WRITTEN EXERCISE
Copy the lines below exactly, each as it appears, but leave the pictures out of your copy.

RECORDS SUPPLIED

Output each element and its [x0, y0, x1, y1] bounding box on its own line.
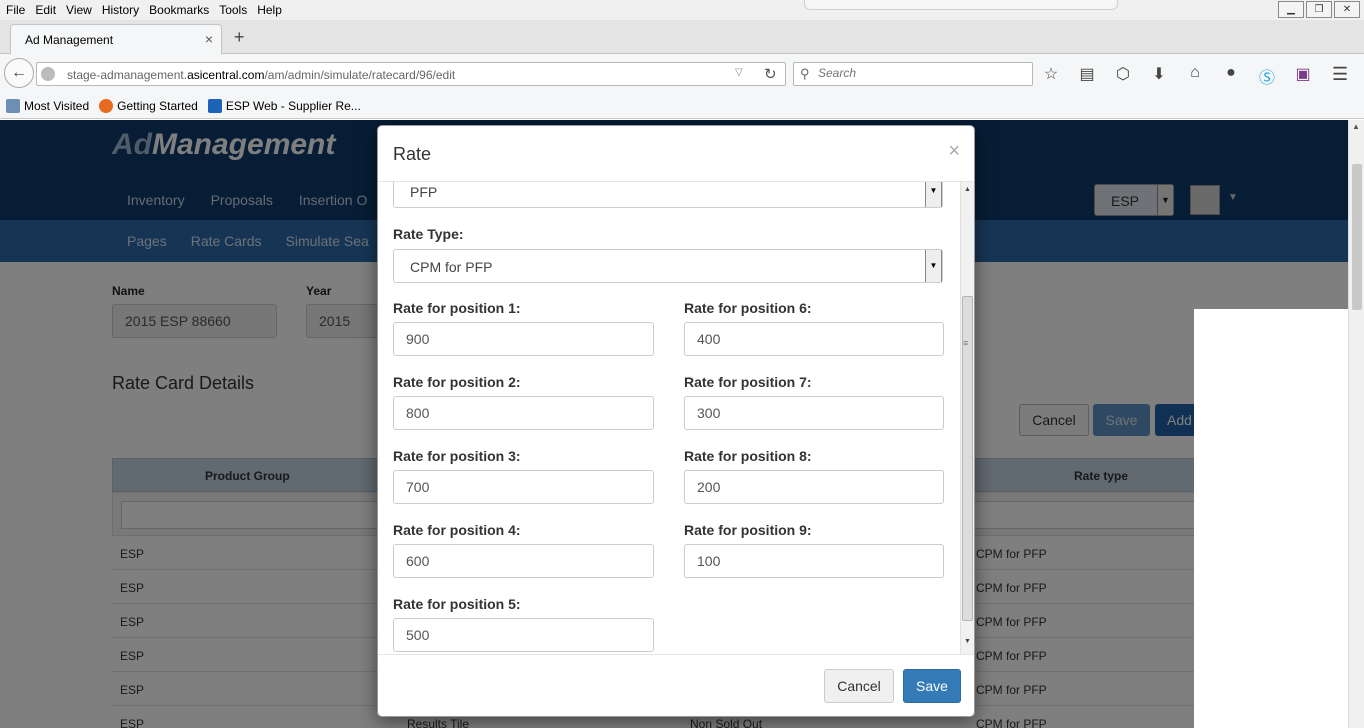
hamburger-menu-icon[interactable]: ☰ [1332, 64, 1348, 85]
modal-save-button[interactable]: Save [903, 669, 961, 703]
bookmark-most-visited[interactable]: Most Visited [6, 99, 89, 113]
search-input[interactable] [818, 66, 1018, 80]
position-3-label: Rate for position 3: [393, 448, 521, 464]
menu-view[interactable]: View [66, 3, 92, 17]
position-4-input[interactable] [393, 544, 654, 578]
position-2-label: Rate for position 2: [393, 374, 521, 390]
pricing-model-select[interactable]: PFP ▼ [393, 182, 943, 208]
menu-bar: File Edit View History Bookmarks Tools H… [0, 0, 1364, 20]
bookmark-esp-web[interactable]: ESP Web - Supplier Re... [207, 99, 361, 113]
scroll-up-icon[interactable]: ▲ [964, 186, 971, 193]
position-6-label: Rate for position 6: [684, 300, 812, 316]
rate-type-select[interactable]: CPM for PFP ▼ [393, 249, 943, 283]
close-window-button[interactable]: ✕ [1334, 1, 1360, 18]
position-9-input[interactable] [684, 544, 944, 578]
pocket-icon[interactable]: ⬡ [1112, 64, 1134, 84]
tab-title: Ad Management [25, 33, 114, 47]
url-text: stage-admanagement.asicentral.com/am/adm… [67, 68, 456, 82]
firefox-icon [99, 99, 114, 113]
folder-icon [6, 99, 20, 113]
reload-icon[interactable]: ↻ [764, 65, 777, 83]
position-9-label: Rate for position 9: [684, 522, 812, 538]
position-6-input[interactable] [684, 322, 944, 356]
menu-help[interactable]: Help [257, 3, 282, 17]
position-5-input[interactable] [393, 618, 654, 652]
close-icon[interactable]: × [948, 140, 960, 163]
window-controls: ▁ ❐ ✕ [1278, 1, 1360, 18]
search-bar[interactable]: ⚲ [793, 62, 1033, 86]
page-scrollbar[interactable]: ▲ [1348, 120, 1364, 728]
site-info-icon[interactable] [41, 67, 55, 81]
chevron-down-icon: ▼ [925, 182, 942, 207]
menu-file[interactable]: File [6, 3, 25, 17]
menu-history[interactable]: History [102, 3, 139, 17]
position-8-label: Rate for position 8: [684, 448, 812, 464]
modal-footer: Cancel Save [378, 654, 974, 716]
tab-close-icon[interactable]: × [205, 31, 213, 47]
position-4-label: Rate for position 4: [393, 522, 521, 538]
modal-scrollbar[interactable]: ▲ ≡ ▼ [960, 182, 974, 654]
position-5-label: Rate for position 5: [393, 596, 521, 612]
menu-tools[interactable]: Tools [219, 3, 247, 17]
bookmark-getting-started[interactable]: Getting Started [99, 99, 198, 113]
back-arrow-icon: ← [11, 64, 27, 81]
modal-body: PFP ▼ Rate Type: CPM for PFP ▼ Rate for … [378, 182, 974, 654]
chevron-down-icon: ▼ [925, 250, 942, 282]
modal-header: Rate × [378, 126, 974, 182]
search-icon: ⚲ [800, 66, 810, 81]
menu-bookmarks[interactable]: Bookmarks [149, 3, 209, 17]
page-scroll-thumb[interactable] [1352, 164, 1362, 310]
rate-modal: Rate × PFP ▼ Rate Type: CPM for PFP ▼ Ra… [377, 125, 975, 717]
position-8-input[interactable] [684, 470, 944, 504]
bookmarks-bar: Most Visited Getting Started ESP Web - S… [0, 94, 1364, 119]
rate-type-label: Rate Type: [393, 226, 464, 242]
modal-cancel-button[interactable]: Cancel [824, 669, 894, 703]
extension-icon[interactable]: ▣ [1292, 64, 1314, 84]
download-icon[interactable]: ⬇ [1148, 64, 1170, 84]
position-7-input[interactable] [684, 396, 944, 430]
tab-bar: Ad Management × + [0, 20, 1364, 55]
ie-icon [207, 99, 222, 113]
title-grip[interactable] [804, 0, 1118, 10]
chat-icon[interactable]: ● [1220, 64, 1242, 84]
position-1-input[interactable] [393, 322, 654, 356]
scroll-down-icon[interactable]: ▼ [964, 638, 971, 645]
menu-edit[interactable]: Edit [35, 3, 56, 17]
position-1-label: Rate for position 1: [393, 300, 521, 316]
modal-title: Rate [393, 144, 432, 164]
tab-ad-management[interactable]: Ad Management × [10, 24, 222, 55]
reading-list-icon[interactable]: ▤ [1076, 64, 1098, 84]
page: AdManagement Inventory Proposals Inserti… [0, 120, 1364, 728]
restore-button[interactable]: ❐ [1306, 1, 1332, 18]
new-tab-button[interactable]: + [234, 27, 245, 48]
position-2-input[interactable] [393, 396, 654, 430]
blank-panel [1194, 309, 1364, 728]
url-bar[interactable]: stage-admanagement.asicentral.com/am/adm… [36, 62, 786, 86]
position-7-label: Rate for position 7: [684, 374, 812, 390]
position-3-input[interactable] [393, 470, 654, 504]
toolbar-icons: ☆ ▤ ⬡ ⬇ ⌂ ● Ⓢ ▣ [1040, 64, 1314, 87]
minimize-button[interactable]: ▁ [1278, 1, 1304, 18]
url-dropdown-icon[interactable]: ▽ [735, 67, 743, 78]
star-icon[interactable]: ☆ [1040, 64, 1062, 84]
back-button[interactable]: ← [4, 58, 34, 88]
skype-icon[interactable]: Ⓢ [1256, 64, 1278, 87]
nav-toolbar: ← stage-admanagement.asicentral.com/am/a… [0, 54, 1364, 94]
scroll-grip-icon: ≡ [963, 338, 969, 348]
home-icon[interactable]: ⌂ [1184, 64, 1206, 84]
scroll-up-icon[interactable]: ▲ [1352, 122, 1360, 131]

SOLUTION BELOW
Output each element and its [x0, y0, x1, y1] bounding box on its own line.
hamburger-menu-icon[interactable]: ☰ [1332, 64, 1348, 85]
modal-save-button[interactable]: Save [903, 669, 961, 703]
bookmark-most-visited[interactable]: Most Visited [6, 99, 89, 113]
search-input[interactable] [818, 66, 1018, 80]
position-3-label: Rate for position 3: [393, 448, 521, 464]
menu-view[interactable]: View [66, 3, 92, 17]
position-4-input[interactable] [393, 544, 654, 578]
position-2-label: Rate for position 2: [393, 374, 521, 390]
pricing-model-select[interactable]: PFP ▼ [393, 182, 943, 208]
menu-bar: File Edit View History Bookmarks Tools H… [0, 0, 1364, 20]
bookmark-esp-web[interactable]: ESP Web - Supplier Re... [207, 99, 361, 113]
scroll-up-icon[interactable]: ▲ [964, 186, 971, 193]
position-6-label: Rate for position 6: [684, 300, 812, 316]
rate-type-select[interactable]: CPM for PFP ▼ [393, 249, 943, 283]
close-window-button[interactable]: ✕ [1334, 1, 1360, 18]
position-9-input[interactable] [684, 544, 944, 578]
pocket-icon[interactable]: ⬡ [1112, 64, 1134, 84]
tab-title: Ad Management [25, 33, 114, 47]
url-text: stage-admanagement.asicentral.com/am/adm… [67, 68, 456, 82]
firefox-icon [99, 99, 114, 113]
folder-icon [6, 99, 20, 113]
reload-icon[interactable]: ↻ [764, 65, 777, 83]
position-9-label: Rate for position 9: [684, 522, 812, 538]
position-6-input[interactable] [684, 322, 944, 356]
menu-help[interactable]: Help [257, 3, 282, 17]
position-5-input[interactable] [393, 618, 654, 652]
close-icon[interactable]: × [948, 140, 960, 163]
window-controls: ▁ ❐ ✕ [1278, 1, 1360, 18]
search-bar[interactable]: ⚲ [793, 62, 1033, 86]
page-scrollbar[interactable]: ▲ [1348, 120, 1364, 728]
site-info-icon[interactable] [41, 67, 55, 81]
chevron-down-icon: ▼ [925, 182, 942, 207]
menu-file[interactable]: File [6, 3, 25, 17]
menu-history[interactable]: History [102, 3, 139, 17]
position-8-label: Rate for position 8: [684, 448, 812, 464]
modal-footer: Cancel Save [378, 654, 974, 716]
tab-close-icon[interactable]: × [205, 31, 213, 47]
position-4-label: Rate for position 4: [393, 522, 521, 538]
modal-scrollbar[interactable]: ▲ ≡ ▼ [960, 182, 974, 654]
position-5-label: Rate for position 5: [393, 596, 521, 612]
menu-tools[interactable]: Tools [219, 3, 247, 17]
bookmark-getting-started[interactable]: Getting Started [99, 99, 198, 113]
back-arrow-icon: ← [11, 64, 27, 81]
modal-body: PFP ▼ Rate Type: CPM for PFP ▼ Rate for … [378, 182, 974, 654]
chevron-down-icon: ▼ [925, 250, 942, 282]
modal-header: Rate × [378, 126, 974, 182]
search-icon: ⚲ [800, 66, 810, 81]
menu-bookmarks[interactable]: Bookmarks [149, 3, 209, 17]
page-scroll-thumb[interactable] [1352, 164, 1362, 310]
rate-modal: Rate × PFP ▼ Rate Type: CPM for PFP ▼ Ra… [377, 125, 975, 717]
position-8-input[interactable] [684, 470, 944, 504]
bookmarks-bar: Most Visited Getting Started ESP Web - S… [0, 94, 1364, 119]
rate-type-label: Rate Type: [393, 226, 464, 242]
modal-cancel-button[interactable]: Cancel [824, 669, 894, 703]
extension-icon[interactable]: ▣ [1292, 64, 1314, 84]
download-icon[interactable]: ⬇ [1148, 64, 1170, 84]
position-7-input[interactable] [684, 396, 944, 430]
tab-bar: Ad Management × + [0, 20, 1364, 55]
ie-icon [207, 99, 222, 113]
title-grip[interactable] [804, 0, 1118, 10]
chat-icon[interactable]: ● [1220, 64, 1242, 84]
position-1-input[interactable] [393, 322, 654, 356]
scroll-down-icon[interactable]: ▼ [964, 638, 971, 645]
menu-edit[interactable]: Edit [35, 3, 56, 17]
position-1-label: Rate for position 1: [393, 300, 521, 316]
modal-title: Rate [393, 144, 432, 164]
tab-ad-management[interactable]: Ad Management × [10, 24, 222, 55]
reading-list-icon[interactable]: ▤ [1076, 64, 1098, 84]
page: AdManagement Inventory Proposals Inserti… [0, 120, 1364, 728]
restore-button[interactable]: ❐ [1306, 1, 1332, 18]
new-tab-button[interactable]: + [234, 27, 245, 48]
position-2-input[interactable] [393, 396, 654, 430]
blank-panel [1194, 309, 1364, 728]
url-bar[interactable]: stage-admanagement.asicentral.com/am/adm… [36, 62, 786, 86]
position-7-label: Rate for position 7: [684, 374, 812, 390]
position-3-input[interactable] [393, 470, 654, 504]
toolbar-icons: ☆ ▤ ⬡ ⬇ ⌂ ● Ⓢ ▣ [1040, 64, 1314, 87]
minimize-button[interactable]: ▁ [1278, 1, 1304, 18]
url-dropdown-icon[interactable]: ▽ [735, 67, 743, 78]
star-icon[interactable]: ☆ [1040, 64, 1062, 84]
back-button[interactable]: ← [4, 58, 34, 88]
skype-icon[interactable]: Ⓢ [1256, 64, 1278, 87]
nav-toolbar: ← stage-admanagement.asicentral.com/am/a… [0, 54, 1364, 94]
scroll-grip-icon: ≡ [963, 338, 969, 348]
home-icon[interactable]: ⌂ [1184, 64, 1206, 84]
scroll-up-icon[interactable]: ▲ [1352, 122, 1360, 131]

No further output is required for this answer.